### GIVEN EXERCISE
Find the lines with the string "Concentration" and return them.

+---+

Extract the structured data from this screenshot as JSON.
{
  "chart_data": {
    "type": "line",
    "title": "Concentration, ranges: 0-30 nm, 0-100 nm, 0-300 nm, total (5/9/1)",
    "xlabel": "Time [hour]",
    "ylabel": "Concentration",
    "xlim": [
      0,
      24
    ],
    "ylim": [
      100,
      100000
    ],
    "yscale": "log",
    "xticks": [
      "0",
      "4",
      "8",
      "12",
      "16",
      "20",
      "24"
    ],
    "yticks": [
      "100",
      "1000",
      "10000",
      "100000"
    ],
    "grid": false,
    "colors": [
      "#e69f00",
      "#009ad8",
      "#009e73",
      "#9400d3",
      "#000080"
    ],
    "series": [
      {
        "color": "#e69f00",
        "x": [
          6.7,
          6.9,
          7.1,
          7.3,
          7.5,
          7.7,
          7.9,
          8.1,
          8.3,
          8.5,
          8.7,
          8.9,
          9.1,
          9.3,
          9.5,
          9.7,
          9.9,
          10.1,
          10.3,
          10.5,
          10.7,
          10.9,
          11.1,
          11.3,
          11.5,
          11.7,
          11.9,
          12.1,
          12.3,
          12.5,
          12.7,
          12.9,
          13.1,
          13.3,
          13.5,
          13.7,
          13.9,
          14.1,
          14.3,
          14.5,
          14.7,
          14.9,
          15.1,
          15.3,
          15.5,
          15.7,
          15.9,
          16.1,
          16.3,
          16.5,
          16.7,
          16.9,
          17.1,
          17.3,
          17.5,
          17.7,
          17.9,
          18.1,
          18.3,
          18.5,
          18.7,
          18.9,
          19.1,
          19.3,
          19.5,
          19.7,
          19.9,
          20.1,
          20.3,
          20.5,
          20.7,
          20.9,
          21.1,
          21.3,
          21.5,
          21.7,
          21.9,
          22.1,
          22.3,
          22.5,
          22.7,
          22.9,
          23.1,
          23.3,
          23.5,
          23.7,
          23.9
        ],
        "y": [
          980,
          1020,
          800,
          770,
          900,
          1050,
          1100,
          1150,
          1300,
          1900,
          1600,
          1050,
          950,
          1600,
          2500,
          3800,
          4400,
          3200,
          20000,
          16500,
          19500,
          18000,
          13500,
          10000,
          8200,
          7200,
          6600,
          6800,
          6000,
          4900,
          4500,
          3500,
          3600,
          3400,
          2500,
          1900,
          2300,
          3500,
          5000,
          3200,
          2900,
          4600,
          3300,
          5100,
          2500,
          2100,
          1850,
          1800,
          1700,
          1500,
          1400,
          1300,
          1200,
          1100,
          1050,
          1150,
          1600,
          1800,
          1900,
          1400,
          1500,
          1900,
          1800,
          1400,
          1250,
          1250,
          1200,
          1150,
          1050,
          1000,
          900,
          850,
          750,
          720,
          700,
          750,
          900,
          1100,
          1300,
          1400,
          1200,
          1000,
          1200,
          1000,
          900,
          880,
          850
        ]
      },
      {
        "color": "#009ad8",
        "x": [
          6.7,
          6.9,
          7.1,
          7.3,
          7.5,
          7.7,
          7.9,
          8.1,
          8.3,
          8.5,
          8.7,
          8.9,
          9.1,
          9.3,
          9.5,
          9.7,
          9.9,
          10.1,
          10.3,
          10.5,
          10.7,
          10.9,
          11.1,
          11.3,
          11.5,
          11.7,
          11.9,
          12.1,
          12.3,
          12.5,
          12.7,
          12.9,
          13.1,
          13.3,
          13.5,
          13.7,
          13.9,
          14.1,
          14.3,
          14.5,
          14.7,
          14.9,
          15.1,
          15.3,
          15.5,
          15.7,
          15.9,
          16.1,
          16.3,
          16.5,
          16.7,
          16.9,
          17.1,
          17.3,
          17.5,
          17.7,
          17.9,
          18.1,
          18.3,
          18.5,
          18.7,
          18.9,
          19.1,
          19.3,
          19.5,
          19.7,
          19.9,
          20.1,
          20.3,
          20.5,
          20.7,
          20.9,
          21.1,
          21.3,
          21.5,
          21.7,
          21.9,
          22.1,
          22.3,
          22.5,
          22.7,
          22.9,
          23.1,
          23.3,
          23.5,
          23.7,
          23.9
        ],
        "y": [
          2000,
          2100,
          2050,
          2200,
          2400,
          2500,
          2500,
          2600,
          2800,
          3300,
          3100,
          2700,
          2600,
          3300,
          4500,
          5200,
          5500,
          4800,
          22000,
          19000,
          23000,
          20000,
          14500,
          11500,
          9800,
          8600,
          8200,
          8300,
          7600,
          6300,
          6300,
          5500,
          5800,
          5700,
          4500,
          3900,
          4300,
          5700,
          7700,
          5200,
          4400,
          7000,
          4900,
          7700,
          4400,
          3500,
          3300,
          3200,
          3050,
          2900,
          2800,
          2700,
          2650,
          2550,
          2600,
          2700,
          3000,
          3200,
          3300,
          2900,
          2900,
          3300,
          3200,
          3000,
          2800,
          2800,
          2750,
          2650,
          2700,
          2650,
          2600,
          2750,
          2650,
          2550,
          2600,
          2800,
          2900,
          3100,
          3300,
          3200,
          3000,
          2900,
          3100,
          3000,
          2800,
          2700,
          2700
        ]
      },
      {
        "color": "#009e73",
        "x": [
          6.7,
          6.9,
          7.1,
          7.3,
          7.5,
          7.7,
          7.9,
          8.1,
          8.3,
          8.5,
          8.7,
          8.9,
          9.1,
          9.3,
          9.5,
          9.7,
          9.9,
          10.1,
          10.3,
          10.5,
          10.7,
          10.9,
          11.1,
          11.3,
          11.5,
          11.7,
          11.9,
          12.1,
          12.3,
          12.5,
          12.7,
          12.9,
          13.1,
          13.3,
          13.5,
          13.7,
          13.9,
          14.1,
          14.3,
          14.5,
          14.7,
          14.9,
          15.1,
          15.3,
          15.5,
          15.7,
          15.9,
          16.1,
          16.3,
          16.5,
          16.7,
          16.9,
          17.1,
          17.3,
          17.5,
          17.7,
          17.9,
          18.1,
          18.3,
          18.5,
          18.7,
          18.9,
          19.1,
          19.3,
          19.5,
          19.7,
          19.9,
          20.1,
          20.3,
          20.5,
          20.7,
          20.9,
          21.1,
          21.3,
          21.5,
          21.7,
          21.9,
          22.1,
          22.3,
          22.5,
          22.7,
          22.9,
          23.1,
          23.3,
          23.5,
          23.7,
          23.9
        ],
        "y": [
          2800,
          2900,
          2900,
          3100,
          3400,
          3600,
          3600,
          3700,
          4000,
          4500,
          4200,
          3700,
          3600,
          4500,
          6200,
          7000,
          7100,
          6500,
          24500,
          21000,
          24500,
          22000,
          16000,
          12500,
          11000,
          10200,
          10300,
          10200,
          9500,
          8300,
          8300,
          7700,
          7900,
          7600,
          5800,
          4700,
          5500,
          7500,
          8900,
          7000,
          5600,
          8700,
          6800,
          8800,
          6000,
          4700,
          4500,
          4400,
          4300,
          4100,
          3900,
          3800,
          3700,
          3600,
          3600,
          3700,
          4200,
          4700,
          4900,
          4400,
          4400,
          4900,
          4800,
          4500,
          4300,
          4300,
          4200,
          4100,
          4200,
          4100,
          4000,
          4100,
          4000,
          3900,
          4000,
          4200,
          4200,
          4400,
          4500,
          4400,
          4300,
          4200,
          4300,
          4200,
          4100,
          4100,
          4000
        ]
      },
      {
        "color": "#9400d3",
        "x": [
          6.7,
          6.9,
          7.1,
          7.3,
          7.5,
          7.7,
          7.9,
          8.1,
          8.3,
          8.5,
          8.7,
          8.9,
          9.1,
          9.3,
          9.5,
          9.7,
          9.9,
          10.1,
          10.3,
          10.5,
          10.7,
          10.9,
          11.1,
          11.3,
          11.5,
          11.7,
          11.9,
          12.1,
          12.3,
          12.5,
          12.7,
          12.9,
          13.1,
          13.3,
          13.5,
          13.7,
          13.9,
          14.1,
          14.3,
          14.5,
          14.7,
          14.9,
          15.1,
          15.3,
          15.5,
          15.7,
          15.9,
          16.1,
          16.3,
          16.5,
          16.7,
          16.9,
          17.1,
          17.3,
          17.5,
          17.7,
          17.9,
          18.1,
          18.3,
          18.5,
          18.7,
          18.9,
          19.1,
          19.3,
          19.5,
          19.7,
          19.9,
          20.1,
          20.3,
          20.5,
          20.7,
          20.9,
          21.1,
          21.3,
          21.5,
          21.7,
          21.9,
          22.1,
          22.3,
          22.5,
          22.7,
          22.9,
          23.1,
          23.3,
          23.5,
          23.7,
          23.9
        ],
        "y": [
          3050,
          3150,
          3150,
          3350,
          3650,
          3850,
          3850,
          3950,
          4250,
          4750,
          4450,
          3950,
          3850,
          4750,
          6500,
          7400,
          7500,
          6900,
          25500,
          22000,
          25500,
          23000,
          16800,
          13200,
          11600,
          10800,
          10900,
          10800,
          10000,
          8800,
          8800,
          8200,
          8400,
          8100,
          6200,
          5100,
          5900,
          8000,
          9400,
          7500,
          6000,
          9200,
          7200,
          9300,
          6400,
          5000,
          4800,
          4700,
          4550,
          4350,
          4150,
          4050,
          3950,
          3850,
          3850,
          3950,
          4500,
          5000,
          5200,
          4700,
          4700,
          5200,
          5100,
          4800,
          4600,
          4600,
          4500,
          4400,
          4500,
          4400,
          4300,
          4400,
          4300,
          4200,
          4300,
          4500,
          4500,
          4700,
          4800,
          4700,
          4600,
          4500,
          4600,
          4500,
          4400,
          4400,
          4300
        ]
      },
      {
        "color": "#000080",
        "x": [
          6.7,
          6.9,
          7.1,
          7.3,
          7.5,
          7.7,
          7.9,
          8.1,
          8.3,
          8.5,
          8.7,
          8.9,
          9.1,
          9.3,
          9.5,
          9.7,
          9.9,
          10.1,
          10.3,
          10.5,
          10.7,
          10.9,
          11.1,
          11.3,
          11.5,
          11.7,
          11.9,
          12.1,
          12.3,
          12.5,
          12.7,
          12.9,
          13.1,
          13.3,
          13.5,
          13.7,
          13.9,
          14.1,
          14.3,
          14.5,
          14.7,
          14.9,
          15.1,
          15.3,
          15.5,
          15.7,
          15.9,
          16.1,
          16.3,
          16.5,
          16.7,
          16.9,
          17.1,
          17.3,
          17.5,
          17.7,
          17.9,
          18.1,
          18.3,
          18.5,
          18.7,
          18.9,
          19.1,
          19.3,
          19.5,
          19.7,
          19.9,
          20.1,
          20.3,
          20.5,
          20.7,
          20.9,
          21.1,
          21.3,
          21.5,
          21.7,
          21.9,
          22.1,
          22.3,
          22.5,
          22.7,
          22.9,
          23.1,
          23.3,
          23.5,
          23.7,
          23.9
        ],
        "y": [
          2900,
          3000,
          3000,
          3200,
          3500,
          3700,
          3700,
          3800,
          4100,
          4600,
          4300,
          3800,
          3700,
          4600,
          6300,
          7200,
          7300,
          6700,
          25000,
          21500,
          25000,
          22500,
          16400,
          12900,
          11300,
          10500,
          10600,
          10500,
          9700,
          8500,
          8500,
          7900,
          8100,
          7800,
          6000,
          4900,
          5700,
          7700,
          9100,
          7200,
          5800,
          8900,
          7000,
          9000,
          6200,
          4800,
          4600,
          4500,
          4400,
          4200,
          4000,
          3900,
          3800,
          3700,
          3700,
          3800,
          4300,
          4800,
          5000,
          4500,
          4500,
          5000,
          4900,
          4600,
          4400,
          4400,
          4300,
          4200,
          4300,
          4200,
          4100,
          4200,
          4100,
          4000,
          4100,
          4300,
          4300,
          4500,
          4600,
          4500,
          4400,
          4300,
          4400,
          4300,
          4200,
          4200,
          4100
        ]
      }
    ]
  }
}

+---+

### RESULT OF THIS TASK
    "title": "Concentration, ranges: 0-30 nm, 0-100 nm, 0-300 nm, total (5/9/1)",
    "ylabel": "Concentration",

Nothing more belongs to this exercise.